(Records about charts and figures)
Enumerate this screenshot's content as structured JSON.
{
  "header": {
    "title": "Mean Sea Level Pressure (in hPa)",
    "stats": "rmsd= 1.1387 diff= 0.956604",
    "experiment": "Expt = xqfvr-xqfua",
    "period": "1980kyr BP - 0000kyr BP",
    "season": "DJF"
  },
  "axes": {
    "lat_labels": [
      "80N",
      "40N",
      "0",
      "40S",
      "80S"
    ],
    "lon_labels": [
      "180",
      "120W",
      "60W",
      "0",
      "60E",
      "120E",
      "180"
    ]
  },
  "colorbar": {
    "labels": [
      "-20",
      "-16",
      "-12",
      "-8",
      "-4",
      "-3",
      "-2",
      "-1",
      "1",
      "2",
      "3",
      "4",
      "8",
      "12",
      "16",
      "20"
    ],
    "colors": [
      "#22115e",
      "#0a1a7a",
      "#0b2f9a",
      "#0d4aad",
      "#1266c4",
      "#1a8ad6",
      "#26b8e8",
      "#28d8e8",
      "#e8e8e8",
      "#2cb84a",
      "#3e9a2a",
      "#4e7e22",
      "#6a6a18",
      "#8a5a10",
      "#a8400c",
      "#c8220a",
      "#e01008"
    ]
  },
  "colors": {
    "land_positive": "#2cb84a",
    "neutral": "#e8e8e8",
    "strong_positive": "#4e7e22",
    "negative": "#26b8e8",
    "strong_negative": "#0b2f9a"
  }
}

WHAT THE TASK ASKS
Would you reproduce the material above in full, exactly as given?

WRITTEN REPLY
Enumerate this screenshot's content as structured JSON.
{
  "header": {
    "title": "Mean Sea Level Pressure (in hPa)",
    "stats": "rmsd= 1.1387 diff= 0.956604",
    "experiment": "Expt = xqfvr-xqfua",
    "period": "1980kyr BP - 0000kyr BP",
    "season": "DJF"
  },
  "axes": {
    "lat_labels": [
      "80N",
      "40N",
      "0",
      "40S",
      "80S"
    ],
    "lon_labels": [
      "180",
      "120W",
      "60W",
      "0",
      "60E",
      "120E",
      "180"
    ]
  },
  "colorbar": {
    "labels": [
      "-20",
      "-16",
      "-12",
      "-8",
      "-4",
      "-3",
      "-2",
      "-1",
      "1",
      "2",
      "3",
      "4",
      "8",
      "12",
      "16",
      "20"
    ],
    "colors": [
      "#22115e",
      "#0a1a7a",
      "#0b2f9a",
      "#0d4aad",
      "#1266c4",
      "#1a8ad6",
      "#26b8e8",
      "#28d8e8",
      "#e8e8e8",
      "#2cb84a",
      "#3e9a2a",
      "#4e7e22",
      "#6a6a18",
      "#8a5a10",
      "#a8400c",
      "#c8220a",
      "#e01008"
    ]
  },
  "colors": {
    "land_positive": "#2cb84a",
    "neutral": "#e8e8e8",
    "strong_positive": "#4e7e22",
    "negative": "#26b8e8",
    "strong_negative": "#0b2f9a"
  }
}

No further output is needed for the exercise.